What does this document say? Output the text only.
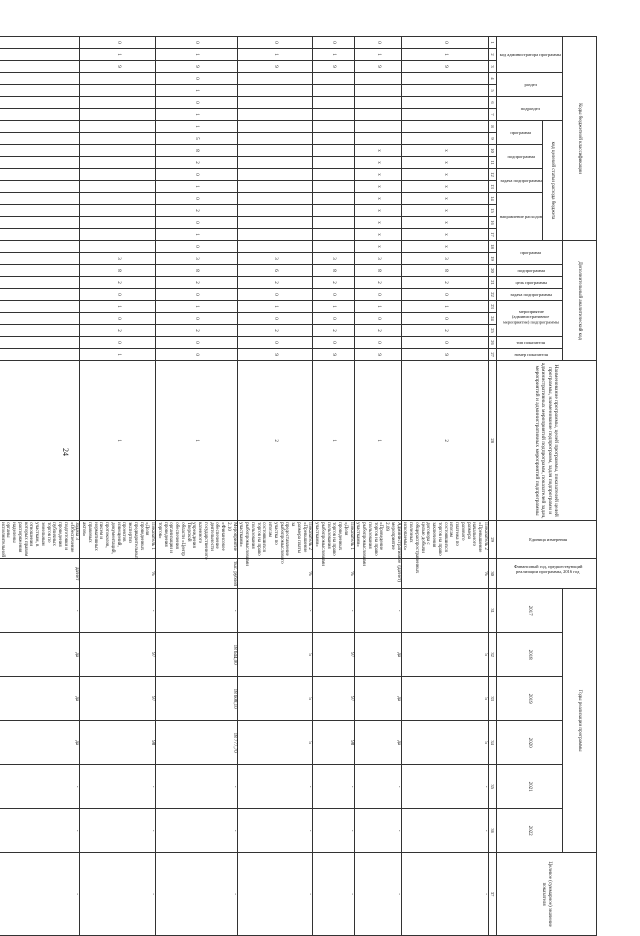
24
Коды бюджетной классификации																	Дополнительный аналитический код										Наименование программы, целей программы, показателей целей программы, наименование подпрограмм, задач подпрограмм и административных мероприятий подпрограмм, показателей задач, мероприятий и административных мероприятий подпрограммы	Единица измерения	Финансовый год, предшествующий реализации программы, 2016 год	Годы реализации программы						Целевое (суммарное) значение показателя	
код администратора программы			раздел		подраздел		код целевой статьи расхода бюджета										программа		подпрограмма	цель программы	задача подпрограммы	мероприятие (административное мероприятие) подпрограммы			тип показателя	номер показателя				2017	2018	2019	2020	2021	2022		
							программа		подпрограмма		задача подпрограммы		направление расходов																								
1	2	3	4	5	6	7	8	9	10	11	12	13	14	15	16	17	18	19	20	21	22	23	24	25	26	27	28	29	30	31	32	33	34	35	36	37	
0	1	9							x	x	x	x	x	x	x	x	x	3	8	2	0	1	0	2	0	9	2	Показатель 2 «Превышение начального размера разового платежа по итогам состоявшихся торгов на право заключения договора с целью добычи общераспространенных полезных ископаемых»	%		5	5	5	-	-	-	
0	1	9							x	x	x	x	x	x	x	x	x	3	8	2	0	1	0	2	0	9	1	Административное мероприятие 2.09 «Проведение торгов на право пользования рыбопромысловыми участками»	(да/нет)	-	да	да	да	-	-	-	
0	1	9																3	8	2	0	1	0	2	0	9	1	Показатель 1 «Доля проведенных торгов на право пользования рыбопромысловыми участками»	%	-	97	97	98	-	-	-	
0	1	9																3	6	2	0	1	0	2	0	9	2	Показатель 2 «Превышение размера платы за предоставление рыбопромыслового участка по итогам состоявшихся торгов на право пользования рыбопромысловыми участками»	%	-	5	5	5	-	-	-	
0	1	9	0	1	0	1	1	5	8	2	0	1	0	2	0	1	0	3	8	2	0	1	0	2	0	0	1	Мероприятие 2.10 «Финансовое обеспечение деятельности государственного казенного учреждения Тверской области «Центр обеспечения организации и проведения торгов»	тыс. рублей	-	18 644,00	18 608,10	18 777,70	-	-	-	
0	1	9																3	8	2	0	1	0	2	0	1	1	Показатель 1 «Доля проведенных предварительных экспертиз проектов извещений, документаций, протоколов, писем и нормативных правовых актов»	%	-	97	97	98	-	-	-	
																												Задача 3 «Обеспечение подготовки и проведения публичных торгов по земельным участкам, в отношении которых правом распоряжения наделены органы исполнительной	да/нет	-	да	да	да	-	-	-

·····

**EXERCISE PROMPT**
Go through the material and copy out every line with "программа" in it.

**ANSWER TO THIS EXERCISE**
код администратора программы			раздел		подраздел		код целевой статьи расхода бюджета										программа		подпрограмма	цель программы	задача подпрограммы	мероприятие (административное мероприятие) подпрограммы			тип показателя	номер показателя				2017	2018	2019	2020	2021	2022		
							программа		подпрограмма		задача подпрограммы		направление расходов																								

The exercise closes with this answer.